▸ Your objective
Below are the records. Count the lines containing the string "name", and reply with the number alone.

(Figure data in JSON)
+ + + + +

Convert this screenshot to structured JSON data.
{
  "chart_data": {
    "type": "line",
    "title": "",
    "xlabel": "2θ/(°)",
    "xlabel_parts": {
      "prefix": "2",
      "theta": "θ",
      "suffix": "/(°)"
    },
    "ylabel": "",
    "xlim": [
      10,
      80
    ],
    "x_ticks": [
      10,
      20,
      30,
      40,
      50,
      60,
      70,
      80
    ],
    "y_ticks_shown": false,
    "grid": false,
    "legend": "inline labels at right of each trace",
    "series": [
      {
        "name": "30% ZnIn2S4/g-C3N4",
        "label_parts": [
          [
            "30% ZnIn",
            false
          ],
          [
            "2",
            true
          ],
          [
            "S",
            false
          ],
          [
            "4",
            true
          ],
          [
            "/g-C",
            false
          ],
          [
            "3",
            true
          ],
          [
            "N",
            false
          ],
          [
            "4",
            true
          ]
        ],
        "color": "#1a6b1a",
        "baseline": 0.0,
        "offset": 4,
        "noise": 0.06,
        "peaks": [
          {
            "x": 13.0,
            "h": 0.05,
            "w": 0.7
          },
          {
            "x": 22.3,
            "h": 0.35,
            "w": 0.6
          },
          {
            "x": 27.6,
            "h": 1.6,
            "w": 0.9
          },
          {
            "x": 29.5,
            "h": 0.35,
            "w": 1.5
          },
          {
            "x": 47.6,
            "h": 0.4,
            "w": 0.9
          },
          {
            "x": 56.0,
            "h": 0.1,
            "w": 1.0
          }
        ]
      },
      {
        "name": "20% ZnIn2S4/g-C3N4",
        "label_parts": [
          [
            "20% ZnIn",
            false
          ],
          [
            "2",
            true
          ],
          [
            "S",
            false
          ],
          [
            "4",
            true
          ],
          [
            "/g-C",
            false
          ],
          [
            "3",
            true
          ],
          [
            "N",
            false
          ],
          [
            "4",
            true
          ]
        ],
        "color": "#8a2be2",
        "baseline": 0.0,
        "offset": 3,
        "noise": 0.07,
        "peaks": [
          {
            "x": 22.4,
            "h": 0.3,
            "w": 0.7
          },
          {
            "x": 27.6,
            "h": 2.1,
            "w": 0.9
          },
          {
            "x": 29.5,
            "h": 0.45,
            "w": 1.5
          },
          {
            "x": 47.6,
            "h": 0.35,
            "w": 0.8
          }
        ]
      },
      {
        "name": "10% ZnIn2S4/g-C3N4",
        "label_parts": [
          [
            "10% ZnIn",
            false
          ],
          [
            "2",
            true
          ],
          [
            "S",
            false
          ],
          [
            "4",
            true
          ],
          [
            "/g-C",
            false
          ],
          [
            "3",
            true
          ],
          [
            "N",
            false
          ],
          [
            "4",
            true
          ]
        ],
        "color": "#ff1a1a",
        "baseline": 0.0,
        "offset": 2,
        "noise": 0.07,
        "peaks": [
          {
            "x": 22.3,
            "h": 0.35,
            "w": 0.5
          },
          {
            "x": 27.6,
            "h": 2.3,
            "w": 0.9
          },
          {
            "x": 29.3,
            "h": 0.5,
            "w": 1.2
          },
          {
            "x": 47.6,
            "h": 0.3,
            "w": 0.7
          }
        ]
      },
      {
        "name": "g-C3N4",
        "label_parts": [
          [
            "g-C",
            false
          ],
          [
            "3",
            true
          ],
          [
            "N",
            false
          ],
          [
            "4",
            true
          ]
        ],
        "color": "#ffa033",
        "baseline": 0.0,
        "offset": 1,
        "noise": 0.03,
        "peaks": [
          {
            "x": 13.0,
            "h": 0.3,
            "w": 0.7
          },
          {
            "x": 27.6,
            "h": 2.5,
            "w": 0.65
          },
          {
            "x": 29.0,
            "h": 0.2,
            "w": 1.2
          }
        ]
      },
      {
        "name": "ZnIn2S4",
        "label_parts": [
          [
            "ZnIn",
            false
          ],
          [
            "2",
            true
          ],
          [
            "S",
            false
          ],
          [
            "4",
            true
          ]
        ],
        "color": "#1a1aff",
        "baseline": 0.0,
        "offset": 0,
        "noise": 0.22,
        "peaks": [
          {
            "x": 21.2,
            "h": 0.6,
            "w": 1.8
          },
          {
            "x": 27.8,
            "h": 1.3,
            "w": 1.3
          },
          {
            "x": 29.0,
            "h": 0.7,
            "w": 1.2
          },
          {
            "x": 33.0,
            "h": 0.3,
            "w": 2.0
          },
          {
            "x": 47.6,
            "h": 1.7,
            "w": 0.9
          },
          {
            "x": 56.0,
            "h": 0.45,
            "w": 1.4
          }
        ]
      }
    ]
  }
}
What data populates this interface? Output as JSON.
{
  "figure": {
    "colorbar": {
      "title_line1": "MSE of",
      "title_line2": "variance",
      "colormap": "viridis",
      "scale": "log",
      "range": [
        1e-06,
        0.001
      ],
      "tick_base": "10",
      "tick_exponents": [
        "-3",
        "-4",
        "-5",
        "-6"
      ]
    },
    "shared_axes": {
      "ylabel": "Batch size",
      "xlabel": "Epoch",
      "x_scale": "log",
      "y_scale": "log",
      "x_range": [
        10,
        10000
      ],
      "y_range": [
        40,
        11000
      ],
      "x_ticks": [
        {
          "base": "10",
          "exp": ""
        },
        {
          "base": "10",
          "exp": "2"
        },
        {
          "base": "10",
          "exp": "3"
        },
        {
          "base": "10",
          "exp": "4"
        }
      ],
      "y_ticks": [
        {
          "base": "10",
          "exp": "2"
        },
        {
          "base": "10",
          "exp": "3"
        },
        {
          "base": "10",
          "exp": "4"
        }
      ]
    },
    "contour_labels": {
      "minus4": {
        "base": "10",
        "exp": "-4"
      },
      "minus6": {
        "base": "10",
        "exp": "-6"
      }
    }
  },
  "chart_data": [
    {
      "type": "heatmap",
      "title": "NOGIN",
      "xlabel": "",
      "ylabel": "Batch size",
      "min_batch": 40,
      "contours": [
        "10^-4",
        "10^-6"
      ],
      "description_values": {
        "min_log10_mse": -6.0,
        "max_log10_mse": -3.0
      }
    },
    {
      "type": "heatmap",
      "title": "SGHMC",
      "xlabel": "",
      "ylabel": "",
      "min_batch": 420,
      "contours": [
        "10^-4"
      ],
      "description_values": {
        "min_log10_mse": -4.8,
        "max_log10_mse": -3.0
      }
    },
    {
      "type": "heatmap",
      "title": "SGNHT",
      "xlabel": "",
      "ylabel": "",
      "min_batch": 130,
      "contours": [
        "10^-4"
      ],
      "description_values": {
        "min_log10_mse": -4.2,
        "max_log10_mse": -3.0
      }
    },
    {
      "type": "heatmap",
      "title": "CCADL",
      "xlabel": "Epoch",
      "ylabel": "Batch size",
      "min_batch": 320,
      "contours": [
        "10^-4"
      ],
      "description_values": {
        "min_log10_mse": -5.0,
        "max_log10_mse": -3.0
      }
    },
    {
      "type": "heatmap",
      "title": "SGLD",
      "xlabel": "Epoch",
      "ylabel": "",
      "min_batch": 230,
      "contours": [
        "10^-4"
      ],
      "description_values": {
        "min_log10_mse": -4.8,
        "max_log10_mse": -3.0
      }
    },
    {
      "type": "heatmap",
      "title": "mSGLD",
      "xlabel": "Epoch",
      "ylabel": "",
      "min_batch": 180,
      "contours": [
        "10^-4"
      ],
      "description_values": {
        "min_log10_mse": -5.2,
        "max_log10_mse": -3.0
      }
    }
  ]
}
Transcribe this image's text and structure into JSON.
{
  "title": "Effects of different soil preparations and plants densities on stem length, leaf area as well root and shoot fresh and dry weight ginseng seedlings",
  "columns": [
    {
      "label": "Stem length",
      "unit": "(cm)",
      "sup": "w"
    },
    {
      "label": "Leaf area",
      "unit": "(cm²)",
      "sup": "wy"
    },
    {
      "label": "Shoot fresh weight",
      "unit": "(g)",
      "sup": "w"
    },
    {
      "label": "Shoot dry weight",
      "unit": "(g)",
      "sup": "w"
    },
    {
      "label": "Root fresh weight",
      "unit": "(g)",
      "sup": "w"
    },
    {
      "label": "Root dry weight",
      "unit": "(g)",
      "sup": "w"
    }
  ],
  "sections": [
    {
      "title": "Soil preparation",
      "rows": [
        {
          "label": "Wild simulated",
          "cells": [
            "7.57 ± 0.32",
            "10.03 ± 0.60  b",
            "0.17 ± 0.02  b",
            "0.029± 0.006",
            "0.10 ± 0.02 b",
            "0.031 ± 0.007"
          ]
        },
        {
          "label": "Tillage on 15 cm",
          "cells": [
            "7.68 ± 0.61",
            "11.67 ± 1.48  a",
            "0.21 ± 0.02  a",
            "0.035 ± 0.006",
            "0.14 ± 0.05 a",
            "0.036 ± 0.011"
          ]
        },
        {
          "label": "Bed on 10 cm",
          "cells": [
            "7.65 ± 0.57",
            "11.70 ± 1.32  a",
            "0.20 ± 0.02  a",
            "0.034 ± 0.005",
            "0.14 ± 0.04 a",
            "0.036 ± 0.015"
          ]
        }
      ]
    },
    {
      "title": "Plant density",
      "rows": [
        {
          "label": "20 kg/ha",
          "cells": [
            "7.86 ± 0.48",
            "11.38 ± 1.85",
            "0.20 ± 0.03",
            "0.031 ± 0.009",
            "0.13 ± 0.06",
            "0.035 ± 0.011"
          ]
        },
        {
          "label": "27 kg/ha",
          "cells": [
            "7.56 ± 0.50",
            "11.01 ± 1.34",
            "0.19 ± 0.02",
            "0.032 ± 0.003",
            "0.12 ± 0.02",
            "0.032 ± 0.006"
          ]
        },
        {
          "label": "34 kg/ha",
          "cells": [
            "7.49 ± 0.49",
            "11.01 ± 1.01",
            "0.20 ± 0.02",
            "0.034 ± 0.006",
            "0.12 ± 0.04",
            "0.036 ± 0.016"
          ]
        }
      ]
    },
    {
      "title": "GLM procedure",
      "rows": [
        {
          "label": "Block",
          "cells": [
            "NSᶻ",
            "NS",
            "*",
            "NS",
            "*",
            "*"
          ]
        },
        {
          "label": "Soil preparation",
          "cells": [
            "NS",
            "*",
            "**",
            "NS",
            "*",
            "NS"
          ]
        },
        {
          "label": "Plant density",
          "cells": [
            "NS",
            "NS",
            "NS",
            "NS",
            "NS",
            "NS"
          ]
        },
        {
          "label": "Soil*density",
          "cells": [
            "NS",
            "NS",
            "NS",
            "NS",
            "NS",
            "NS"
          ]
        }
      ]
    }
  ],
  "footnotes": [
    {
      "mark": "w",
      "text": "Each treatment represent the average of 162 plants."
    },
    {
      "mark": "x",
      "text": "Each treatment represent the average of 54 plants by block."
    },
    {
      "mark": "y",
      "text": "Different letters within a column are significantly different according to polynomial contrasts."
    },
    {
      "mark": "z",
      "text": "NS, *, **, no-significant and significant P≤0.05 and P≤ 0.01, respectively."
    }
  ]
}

+ + + + +

▸ Output of the exercise
5